DATA SHOWN –

______

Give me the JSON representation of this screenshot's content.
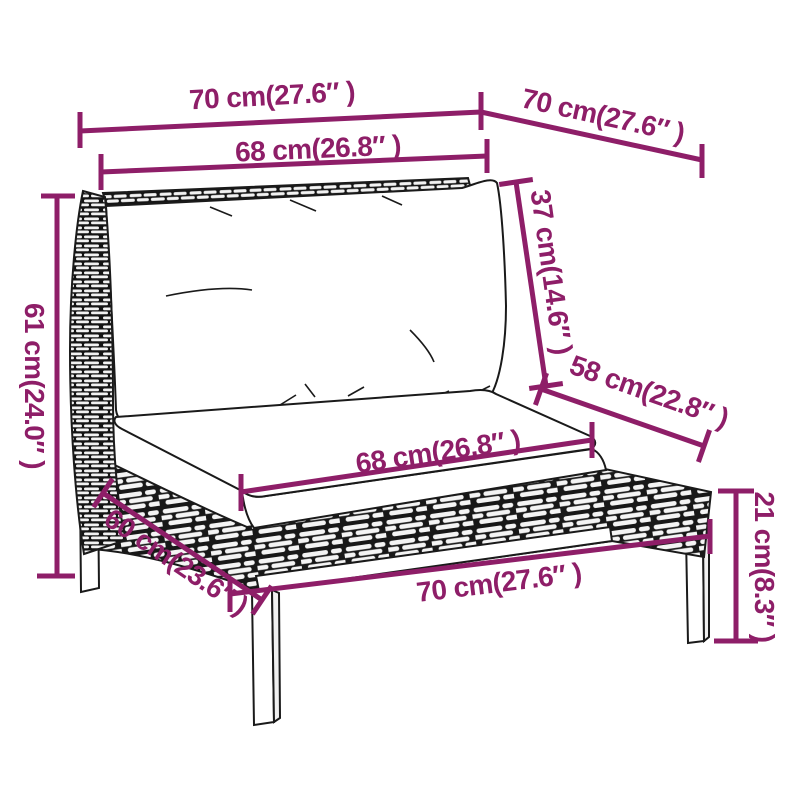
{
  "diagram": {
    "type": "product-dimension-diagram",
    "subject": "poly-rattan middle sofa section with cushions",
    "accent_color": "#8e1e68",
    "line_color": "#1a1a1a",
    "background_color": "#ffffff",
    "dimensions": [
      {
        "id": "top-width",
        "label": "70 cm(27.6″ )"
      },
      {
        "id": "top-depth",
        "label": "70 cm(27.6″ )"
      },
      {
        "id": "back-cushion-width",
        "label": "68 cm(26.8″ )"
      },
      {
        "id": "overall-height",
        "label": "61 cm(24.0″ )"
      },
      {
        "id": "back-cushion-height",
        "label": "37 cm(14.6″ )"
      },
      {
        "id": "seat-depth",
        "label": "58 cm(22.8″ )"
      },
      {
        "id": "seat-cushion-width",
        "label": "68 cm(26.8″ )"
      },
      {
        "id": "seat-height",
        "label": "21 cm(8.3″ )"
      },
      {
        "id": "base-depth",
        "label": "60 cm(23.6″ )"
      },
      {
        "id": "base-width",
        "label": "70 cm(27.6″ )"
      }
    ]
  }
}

______

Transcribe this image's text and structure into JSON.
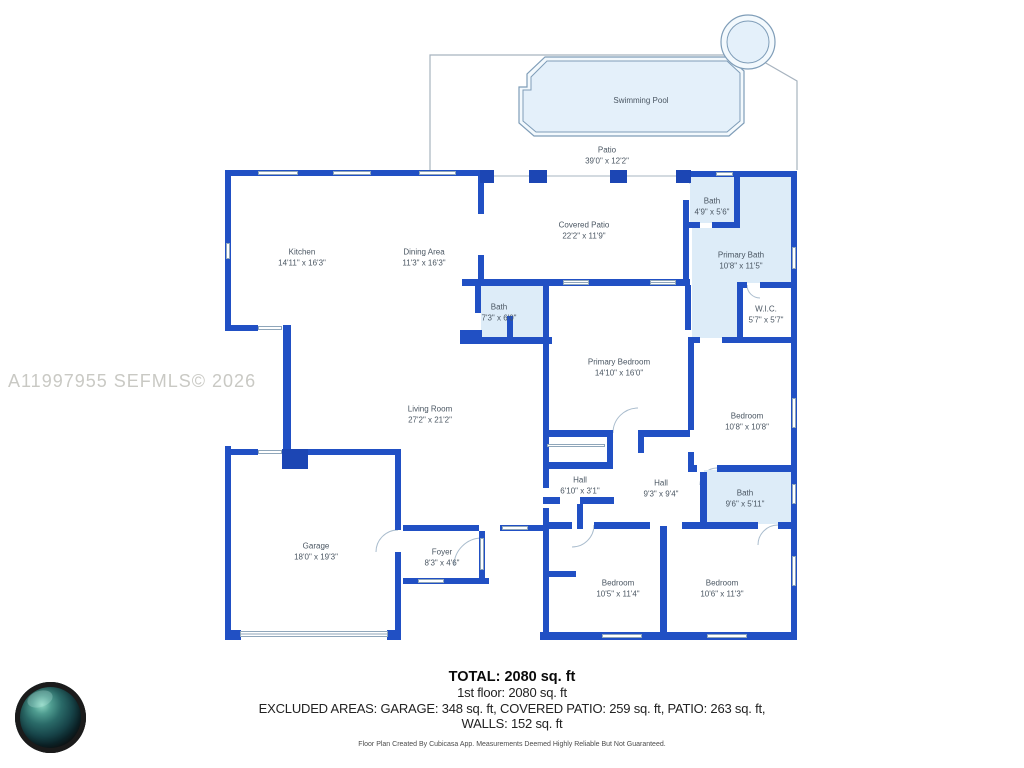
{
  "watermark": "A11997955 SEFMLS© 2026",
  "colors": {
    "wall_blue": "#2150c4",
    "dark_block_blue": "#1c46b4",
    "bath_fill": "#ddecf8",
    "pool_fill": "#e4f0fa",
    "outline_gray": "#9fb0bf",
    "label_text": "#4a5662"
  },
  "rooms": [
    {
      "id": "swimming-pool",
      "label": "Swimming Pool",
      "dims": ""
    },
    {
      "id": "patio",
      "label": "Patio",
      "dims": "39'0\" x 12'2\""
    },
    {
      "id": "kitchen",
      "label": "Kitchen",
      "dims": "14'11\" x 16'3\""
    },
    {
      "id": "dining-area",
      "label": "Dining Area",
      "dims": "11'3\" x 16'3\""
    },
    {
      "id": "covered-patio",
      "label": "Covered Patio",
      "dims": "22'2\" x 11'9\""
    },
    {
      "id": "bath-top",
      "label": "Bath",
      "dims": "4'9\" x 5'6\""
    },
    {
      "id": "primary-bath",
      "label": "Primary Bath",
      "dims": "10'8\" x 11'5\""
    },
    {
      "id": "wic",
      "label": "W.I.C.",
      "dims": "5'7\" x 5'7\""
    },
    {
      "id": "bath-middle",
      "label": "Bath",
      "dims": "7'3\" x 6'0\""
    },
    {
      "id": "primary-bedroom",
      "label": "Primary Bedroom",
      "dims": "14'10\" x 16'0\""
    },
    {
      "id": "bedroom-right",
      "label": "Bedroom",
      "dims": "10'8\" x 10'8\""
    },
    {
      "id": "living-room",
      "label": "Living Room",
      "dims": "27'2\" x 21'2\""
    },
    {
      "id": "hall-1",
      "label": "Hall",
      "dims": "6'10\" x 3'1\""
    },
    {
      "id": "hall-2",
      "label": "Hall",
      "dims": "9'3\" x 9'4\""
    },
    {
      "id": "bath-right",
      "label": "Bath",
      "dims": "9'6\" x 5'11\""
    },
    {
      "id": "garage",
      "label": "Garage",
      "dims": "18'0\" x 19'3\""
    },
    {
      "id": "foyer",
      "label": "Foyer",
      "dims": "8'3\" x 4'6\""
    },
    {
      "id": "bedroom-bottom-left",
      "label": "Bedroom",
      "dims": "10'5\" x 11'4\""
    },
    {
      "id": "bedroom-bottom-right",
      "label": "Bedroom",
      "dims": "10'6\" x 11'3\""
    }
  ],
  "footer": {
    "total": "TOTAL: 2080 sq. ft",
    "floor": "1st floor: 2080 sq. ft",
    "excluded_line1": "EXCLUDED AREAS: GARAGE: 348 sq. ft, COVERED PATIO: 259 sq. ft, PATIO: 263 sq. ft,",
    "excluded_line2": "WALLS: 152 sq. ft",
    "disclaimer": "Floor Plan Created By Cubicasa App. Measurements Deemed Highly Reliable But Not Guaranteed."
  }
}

______

Every line that holds the word "seat" counts once; state the total number of such lines and nothing else.

3